Material for this task:
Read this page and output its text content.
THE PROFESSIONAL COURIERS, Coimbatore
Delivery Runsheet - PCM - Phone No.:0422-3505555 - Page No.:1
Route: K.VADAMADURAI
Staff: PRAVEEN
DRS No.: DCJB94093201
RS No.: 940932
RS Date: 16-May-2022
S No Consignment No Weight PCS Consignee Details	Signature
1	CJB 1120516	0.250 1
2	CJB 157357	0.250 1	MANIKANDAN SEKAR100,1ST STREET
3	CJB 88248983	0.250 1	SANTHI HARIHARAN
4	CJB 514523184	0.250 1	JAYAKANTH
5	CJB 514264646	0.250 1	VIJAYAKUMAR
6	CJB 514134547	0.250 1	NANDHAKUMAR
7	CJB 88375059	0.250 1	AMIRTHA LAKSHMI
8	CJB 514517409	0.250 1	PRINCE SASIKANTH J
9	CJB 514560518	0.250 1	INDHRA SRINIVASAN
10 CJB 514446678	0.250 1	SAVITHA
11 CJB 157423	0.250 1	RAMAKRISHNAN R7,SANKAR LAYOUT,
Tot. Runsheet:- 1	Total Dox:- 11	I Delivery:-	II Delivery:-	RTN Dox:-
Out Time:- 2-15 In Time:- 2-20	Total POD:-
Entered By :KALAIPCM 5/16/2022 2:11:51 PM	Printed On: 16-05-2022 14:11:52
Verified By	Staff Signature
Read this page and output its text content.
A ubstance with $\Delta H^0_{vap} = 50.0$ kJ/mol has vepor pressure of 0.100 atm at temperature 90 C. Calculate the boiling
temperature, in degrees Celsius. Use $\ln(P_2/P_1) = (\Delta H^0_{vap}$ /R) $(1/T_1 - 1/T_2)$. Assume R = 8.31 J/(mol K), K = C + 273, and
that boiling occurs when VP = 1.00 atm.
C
--
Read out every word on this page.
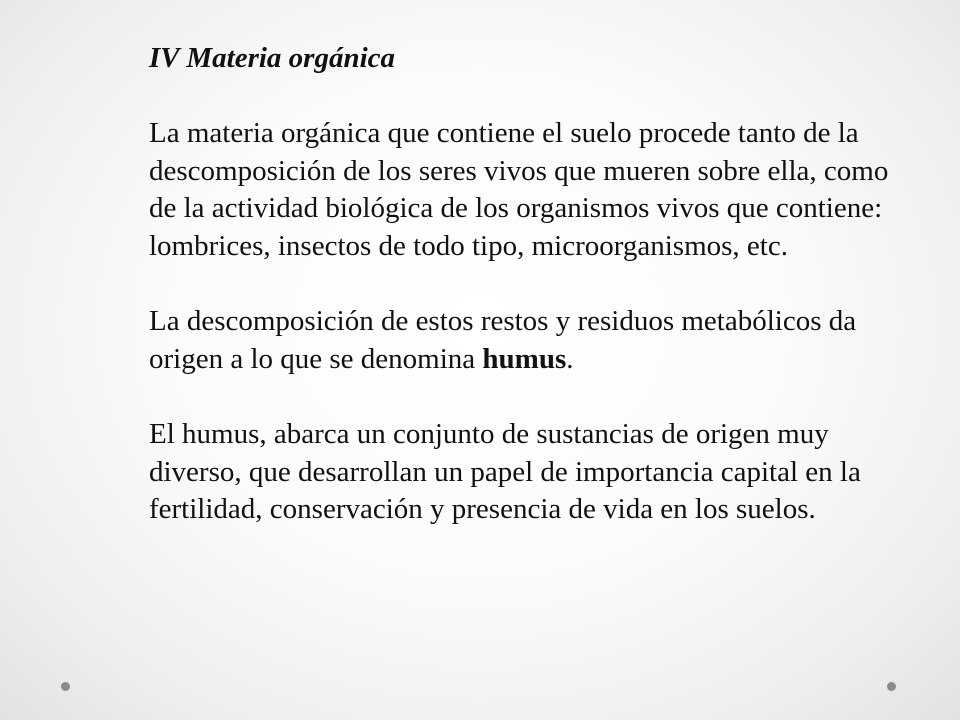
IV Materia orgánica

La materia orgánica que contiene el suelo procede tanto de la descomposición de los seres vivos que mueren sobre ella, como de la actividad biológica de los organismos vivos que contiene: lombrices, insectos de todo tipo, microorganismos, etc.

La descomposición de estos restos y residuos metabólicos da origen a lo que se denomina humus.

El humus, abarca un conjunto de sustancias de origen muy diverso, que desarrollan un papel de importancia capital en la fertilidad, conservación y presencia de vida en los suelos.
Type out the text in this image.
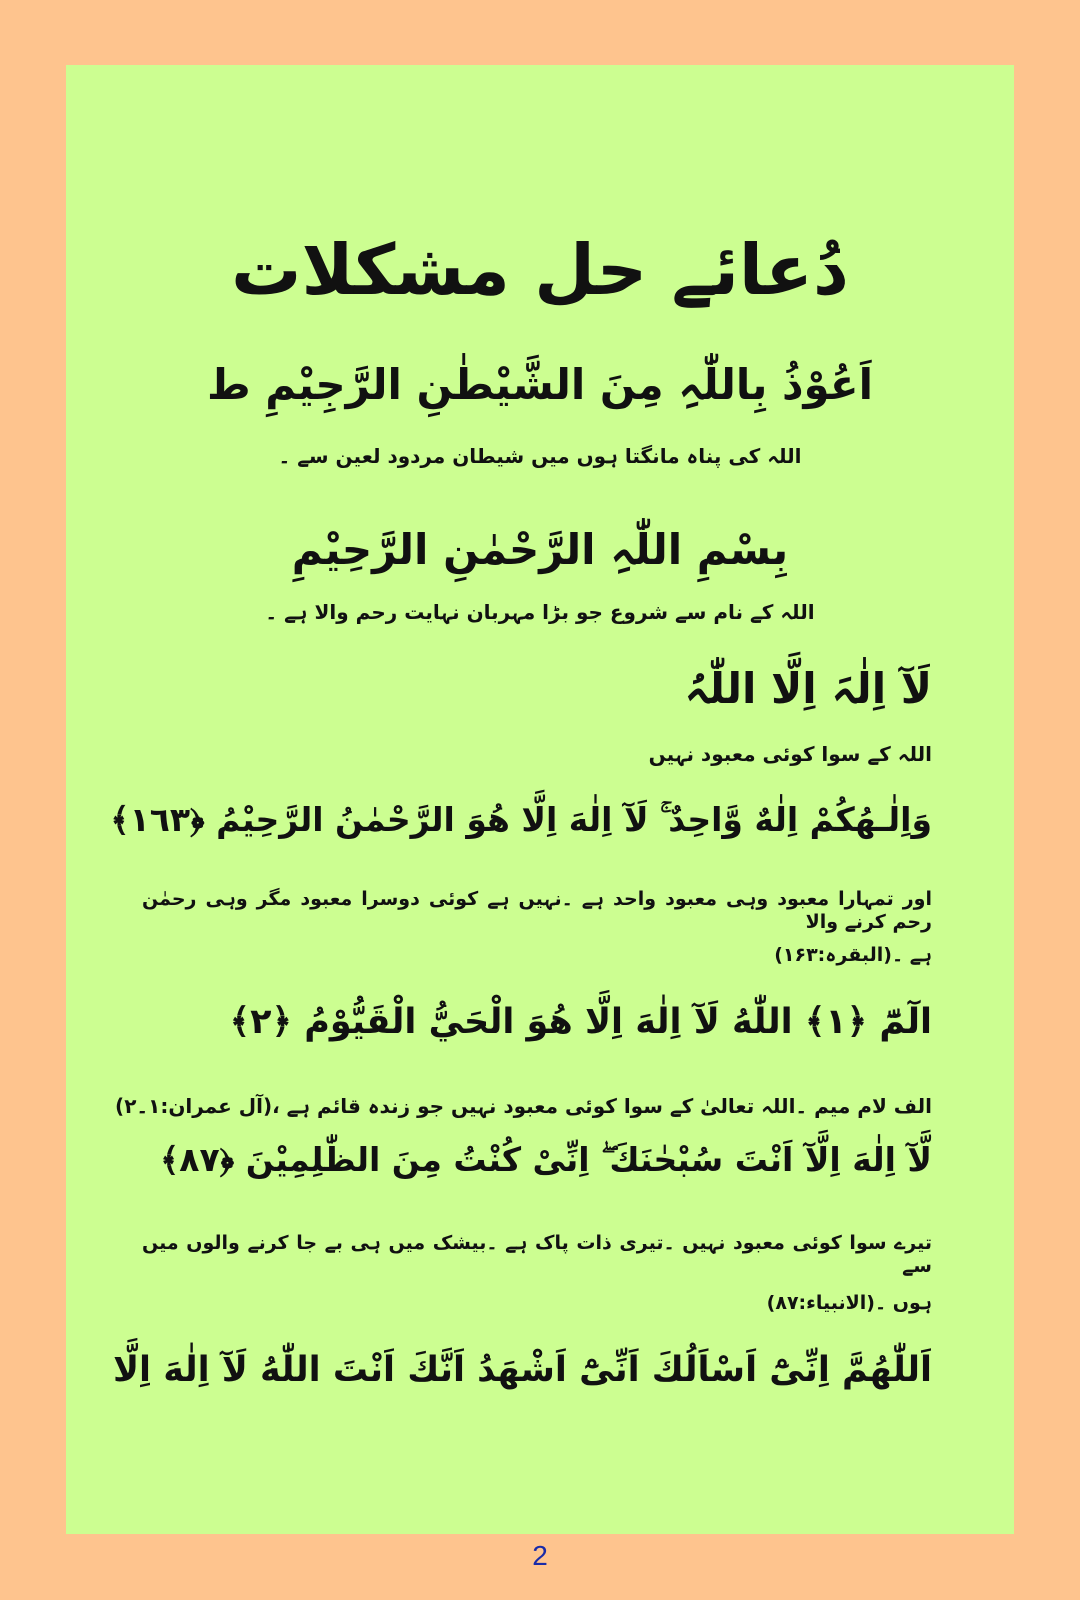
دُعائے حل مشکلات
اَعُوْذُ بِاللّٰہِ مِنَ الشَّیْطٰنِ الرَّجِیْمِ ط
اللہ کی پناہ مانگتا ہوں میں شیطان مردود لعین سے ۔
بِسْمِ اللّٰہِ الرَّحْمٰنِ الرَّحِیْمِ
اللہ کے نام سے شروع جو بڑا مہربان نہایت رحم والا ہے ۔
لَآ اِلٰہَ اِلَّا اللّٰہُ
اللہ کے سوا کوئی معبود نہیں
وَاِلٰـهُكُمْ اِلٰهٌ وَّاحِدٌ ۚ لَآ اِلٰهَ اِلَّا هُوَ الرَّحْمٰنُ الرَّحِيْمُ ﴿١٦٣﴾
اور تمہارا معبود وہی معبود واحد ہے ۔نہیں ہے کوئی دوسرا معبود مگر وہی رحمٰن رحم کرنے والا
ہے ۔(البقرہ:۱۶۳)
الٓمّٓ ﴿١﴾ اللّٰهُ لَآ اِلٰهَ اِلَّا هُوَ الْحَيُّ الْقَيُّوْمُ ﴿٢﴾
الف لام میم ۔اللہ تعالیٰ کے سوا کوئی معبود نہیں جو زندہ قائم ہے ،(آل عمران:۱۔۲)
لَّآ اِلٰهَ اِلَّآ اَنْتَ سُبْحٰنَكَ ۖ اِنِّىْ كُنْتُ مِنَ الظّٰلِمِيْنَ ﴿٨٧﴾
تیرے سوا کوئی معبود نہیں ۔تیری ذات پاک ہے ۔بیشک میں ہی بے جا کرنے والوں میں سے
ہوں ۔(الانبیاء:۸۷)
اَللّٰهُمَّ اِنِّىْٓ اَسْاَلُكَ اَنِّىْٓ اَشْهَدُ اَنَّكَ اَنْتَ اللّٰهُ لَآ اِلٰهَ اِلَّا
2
...
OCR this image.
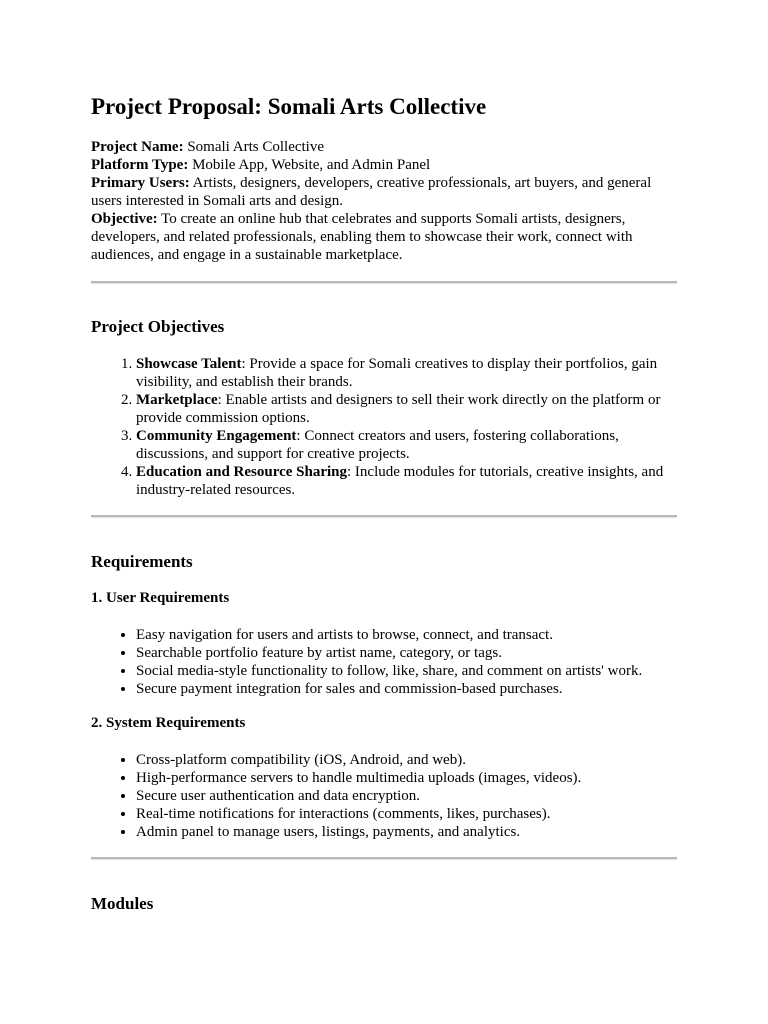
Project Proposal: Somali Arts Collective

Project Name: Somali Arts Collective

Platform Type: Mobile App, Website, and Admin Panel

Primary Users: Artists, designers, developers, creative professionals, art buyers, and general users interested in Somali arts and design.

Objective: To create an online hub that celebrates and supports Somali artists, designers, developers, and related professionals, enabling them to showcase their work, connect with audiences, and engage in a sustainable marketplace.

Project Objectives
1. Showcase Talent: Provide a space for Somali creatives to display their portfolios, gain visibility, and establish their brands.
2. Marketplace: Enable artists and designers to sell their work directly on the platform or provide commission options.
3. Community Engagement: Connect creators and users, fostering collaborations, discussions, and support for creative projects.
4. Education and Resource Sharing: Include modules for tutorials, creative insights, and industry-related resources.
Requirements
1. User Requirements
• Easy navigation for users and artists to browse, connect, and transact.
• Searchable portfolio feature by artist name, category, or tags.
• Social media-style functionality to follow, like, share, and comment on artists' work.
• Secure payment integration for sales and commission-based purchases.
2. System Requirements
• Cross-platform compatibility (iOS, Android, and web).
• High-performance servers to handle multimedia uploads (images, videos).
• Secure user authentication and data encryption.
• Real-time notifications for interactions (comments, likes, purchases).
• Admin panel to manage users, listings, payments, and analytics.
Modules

Written request: In the listing, find all lines with the string "orgánica" and copy them.

Output of the task:
IV Materia orgánica
La materia orgánica que contiene el suelo procede tanto de la descomposición de los seres vivos que mueren sobre ella, como de la actividad biológica de los organismos vivos que contiene: lombrices, insectos de todo tipo, microorganismos, etc.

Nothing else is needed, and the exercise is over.